## [RECORDED INFORMATION]
□ □ □ □

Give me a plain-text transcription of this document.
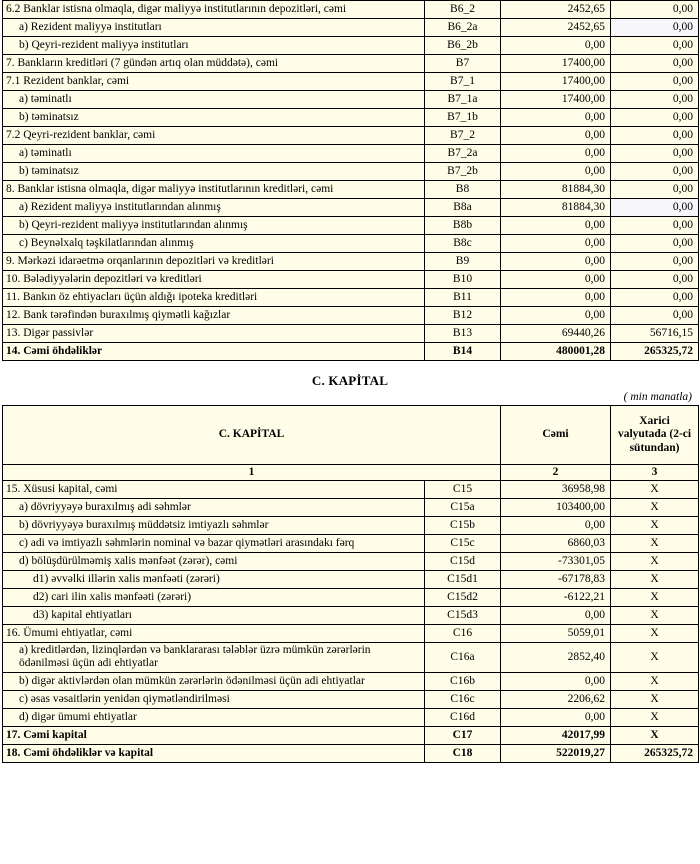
6.2 Banklar istisna olmaqla, digər maliyyə institutlarının depozitləri, cəmi	B6_2	2452,65	0,00
a) Rezident maliyyə institutları	B6_2a	2452,65	0,00
b) Qeyri-rezident maliyyə institutları	B6_2b	0,00	0,00
7. Bankların kreditləri (7 gündən artıq olan müddətə), cəmi	B7	17400,00	0,00
7.1 Rezident banklar, cəmi	B7_1	17400,00	0,00
a) təminatlı	B7_1a	17400,00	0,00
b) təminatsız	B7_1b	0,00	0,00
7.2 Qeyri-rezident banklar, cəmi	B7_2	0,00	0,00
a) təminatlı	B7_2a	0,00	0,00
b) təminatsız	B7_2b	0,00	0,00
8. Banklar istisna olmaqla, digər maliyyə institutlarının kreditləri, cəmi	B8	81884,30	0,00
a) Rezident maliyyə institutlarından alınmış	B8a	81884,30	0,00
b) Qeyri-rezident maliyyə institutlarından alınmış	B8b	0,00	0,00
c) Beynəlxalq təşkilatlarından alınmış	B8c	0,00	0,00
9. Mərkəzi idarəetmə orqanlarının depozitləri və kreditləri	B9	0,00	0,00
10. Bələdiyyələrin depozitləri və kreditləri	B10	0,00	0,00
11. Bankın öz ehtiyacları üçün aldığı ipoteka kreditləri	B11	0,00	0,00
12. Bank tərəfindən buraxılmış qiymətli kağızlar	B12	0,00	0,00
13. Digər passivlər	B13	69440,26	56716,15
14. Cəmi öhdəliklər	B14	480001,28	265325,72
C. KAPİTAL
( min manatla)
C. KAPİTAL		Cəmi	Xarici valyutada (2-ci sütundan)
1		2	3
15. Xüsusi kapital, cəmi	C15	36958,98	X
a) dövriyyəyə buraxılmış adi səhmlər	C15a	103400,00	X
b) dövriyyəyə buraxılmış müddətsiz imtiyazlı səhmlər	C15b	0,00	X
c) adi və imtiyazlı səhmlərin nominal və bazar qiymətləri arasındakı fərq	C15c	6860,03	X
d) bölüşdürülməmiş xalis mənfəət (zərər), cəmi	C15d	-73301,05	X
d1) əvvəlki illərin xalis mənfəəti (zərəri)	C15d1	-67178,83	X
d2) cari ilin xalis mənfəəti (zərəri)	C15d2	-6122,21	X
d3) kapital ehtiyatları	C15d3	0,00	X
16. Ümumi ehtiyatlar, cəmi	C16	5059,01	X
a) kreditlərdən, lizinqlərdən və banklararası tələblər üzrə mümkün zərərlərin ödənilməsi üçün adi ehtiyatlar	C16a	2852,40	X
b) digər aktivlərdən olan mümkün zərərlərin ödənilməsi üçün adi ehtiyatlar	C16b	0,00	X
c) əsas vəsaitlərin yenidən qiymətləndirilməsi	C16c	2206,62	X
d) digər ümumi ehtiyatlar	C16d	0,00	X
17. Cəmi kapital	C17	42017,99	X
18. Cəmi öhdəliklər və kapital	C18	522019,27	265325,72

□ □ □ □

## [PROBLEM]
Write out the records above once more, word for word, with no pictures.

## [FINISHED EXERCISE]
Give me a plain-text transcription of this document.
6.2 Banklar istisna olmaqla, digər maliyyə institutlarının depozitləri, cəmi	B6_2	2452,65	0,00
a) Rezident maliyyə institutları	B6_2a	2452,65	0,00
b) Qeyri-rezident maliyyə institutları	B6_2b	0,00	0,00
7. Bankların kreditləri (7 gündən artıq olan müddətə), cəmi	B7	17400,00	0,00
7.1 Rezident banklar, cəmi	B7_1	17400,00	0,00
a) təminatlı	B7_1a	17400,00	0,00
b) təminatsız	B7_1b	0,00	0,00
7.2 Qeyri-rezident banklar, cəmi	B7_2	0,00	0,00
a) təminatlı	B7_2a	0,00	0,00
b) təminatsız	B7_2b	0,00	0,00
8. Banklar istisna olmaqla, digər maliyyə institutlarının kreditləri, cəmi	B8	81884,30	0,00
a) Rezident maliyyə institutlarından alınmış	B8a	81884,30	0,00
b) Qeyri-rezident maliyyə institutlarından alınmış	B8b	0,00	0,00
c) Beynəlxalq təşkilatlarından alınmış	B8c	0,00	0,00
9. Mərkəzi idarəetmə orqanlarının depozitləri və kreditləri	B9	0,00	0,00
10. Bələdiyyələrin depozitləri və kreditləri	B10	0,00	0,00
11. Bankın öz ehtiyacları üçün aldığı ipoteka kreditləri	B11	0,00	0,00
12. Bank tərəfindən buraxılmış qiymətli kağızlar	B12	0,00	0,00
13. Digər passivlər	B13	69440,26	56716,15
14. Cəmi öhdəliklər	B14	480001,28	265325,72
C. KAPİTAL
( min manatla)
C. KAPİTAL		Cəmi	Xarici valyutada (2-ci sütundan)
1		2	3
15. Xüsusi kapital, cəmi	C15	36958,98	X
a) dövriyyəyə buraxılmış adi səhmlər	C15a	103400,00	X
b) dövriyyəyə buraxılmış müddətsiz imtiyazlı səhmlər	C15b	0,00	X
c) adi və imtiyazlı səhmlərin nominal və bazar qiymətləri arasındakı fərq	C15c	6860,03	X
d) bölüşdürülməmiş xalis mənfəət (zərər), cəmi	C15d	-73301,05	X
d1) əvvəlki illərin xalis mənfəəti (zərəri)	C15d1	-67178,83	X
d2) cari ilin xalis mənfəəti (zərəri)	C15d2	-6122,21	X
d3) kapital ehtiyatları	C15d3	0,00	X
16. Ümumi ehtiyatlar, cəmi	C16	5059,01	X
a) kreditlərdən, lizinqlərdən və banklararası tələblər üzrə mümkün zərərlərin ödənilməsi üçün adi ehtiyatlar	C16a	2852,40	X
b) digər aktivlərdən olan mümkün zərərlərin ödənilməsi üçün adi ehtiyatlar	C16b	0,00	X
c) əsas vəsaitlərin yenidən qiymətləndirilməsi	C16c	2206,62	X
d) digər ümumi ehtiyatlar	C16d	0,00	X
17. Cəmi kapital	C17	42017,99	X
18. Cəmi öhdəliklər və kapital	C18	522019,27	265325,72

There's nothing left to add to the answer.